What to do: Retype every entry word for word.

* begin Data rows *

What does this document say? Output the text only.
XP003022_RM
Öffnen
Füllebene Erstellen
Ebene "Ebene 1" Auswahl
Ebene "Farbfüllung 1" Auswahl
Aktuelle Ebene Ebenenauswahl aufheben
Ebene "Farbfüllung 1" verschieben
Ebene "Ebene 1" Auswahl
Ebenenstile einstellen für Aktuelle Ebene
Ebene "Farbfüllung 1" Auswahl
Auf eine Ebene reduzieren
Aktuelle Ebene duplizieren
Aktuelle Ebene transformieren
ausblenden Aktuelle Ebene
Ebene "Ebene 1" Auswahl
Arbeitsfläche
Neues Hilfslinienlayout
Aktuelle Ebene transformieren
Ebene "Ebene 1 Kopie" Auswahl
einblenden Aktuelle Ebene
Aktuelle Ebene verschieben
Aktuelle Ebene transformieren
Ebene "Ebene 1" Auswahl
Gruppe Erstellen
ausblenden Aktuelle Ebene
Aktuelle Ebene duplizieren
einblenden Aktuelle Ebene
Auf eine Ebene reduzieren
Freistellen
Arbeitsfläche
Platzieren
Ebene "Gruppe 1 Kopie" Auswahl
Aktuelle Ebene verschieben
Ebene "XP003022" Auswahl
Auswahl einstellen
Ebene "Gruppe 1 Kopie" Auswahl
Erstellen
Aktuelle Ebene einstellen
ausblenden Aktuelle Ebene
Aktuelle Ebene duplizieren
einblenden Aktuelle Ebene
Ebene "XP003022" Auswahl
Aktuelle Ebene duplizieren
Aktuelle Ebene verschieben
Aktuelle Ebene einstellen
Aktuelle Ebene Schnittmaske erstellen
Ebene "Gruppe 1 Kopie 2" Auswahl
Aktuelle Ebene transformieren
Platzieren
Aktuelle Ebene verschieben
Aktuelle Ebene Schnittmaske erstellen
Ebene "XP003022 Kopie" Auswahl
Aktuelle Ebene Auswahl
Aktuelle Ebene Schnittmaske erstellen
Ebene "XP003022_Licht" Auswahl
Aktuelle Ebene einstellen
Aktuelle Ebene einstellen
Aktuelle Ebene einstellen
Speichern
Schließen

* end Data rows *

Written reply:
What does this document say? Output the text only.
XP003022_RM
Öffnen
Füllebene Erstellen
Ebene "Ebene 1" Auswahl
Ebene "Farbfüllung 1" Auswahl
Aktuelle Ebene Ebenenauswahl aufheben
Ebene "Farbfüllung 1" verschieben
Ebene "Ebene 1" Auswahl
Ebenenstile einstellen für Aktuelle Ebene
Ebene "Farbfüllung 1" Auswahl
Auf eine Ebene reduzieren
Aktuelle Ebene duplizieren
Aktuelle Ebene transformieren
ausblenden Aktuelle Ebene
Ebene "Ebene 1" Auswahl
Arbeitsfläche
Neues Hilfslinienlayout
Aktuelle Ebene transformieren
Ebene "Ebene 1 Kopie" Auswahl
einblenden Aktuelle Ebene
Aktuelle Ebene verschieben
Aktuelle Ebene transformieren
Ebene "Ebene 1" Auswahl
Gruppe Erstellen
ausblenden Aktuelle Ebene
Aktuelle Ebene duplizieren
einblenden Aktuelle Ebene
Auf eine Ebene reduzieren
Freistellen
Arbeitsfläche
Platzieren
Ebene "Gruppe 1 Kopie" Auswahl
Aktuelle Ebene verschieben
Ebene "XP003022" Auswahl
Auswahl einstellen
Ebene "Gruppe 1 Kopie" Auswahl
Erstellen
Aktuelle Ebene einstellen
ausblenden Aktuelle Ebene
Aktuelle Ebene duplizieren
einblenden Aktuelle Ebene
Ebene "XP003022" Auswahl
Aktuelle Ebene duplizieren
Aktuelle Ebene verschieben
Aktuelle Ebene einstellen
Aktuelle Ebene Schnittmaske erstellen
Ebene "Gruppe 1 Kopie 2" Auswahl
Aktuelle Ebene transformieren
Platzieren
Aktuelle Ebene verschieben
Aktuelle Ebene Schnittmaske erstellen
Ebene "XP003022 Kopie" Auswahl
Aktuelle Ebene Auswahl
Aktuelle Ebene Schnittmaske erstellen
Ebene "XP003022_Licht" Auswahl
Aktuelle Ebene einstellen
Aktuelle Ebene einstellen
Aktuelle Ebene einstellen
Speichern
Schließen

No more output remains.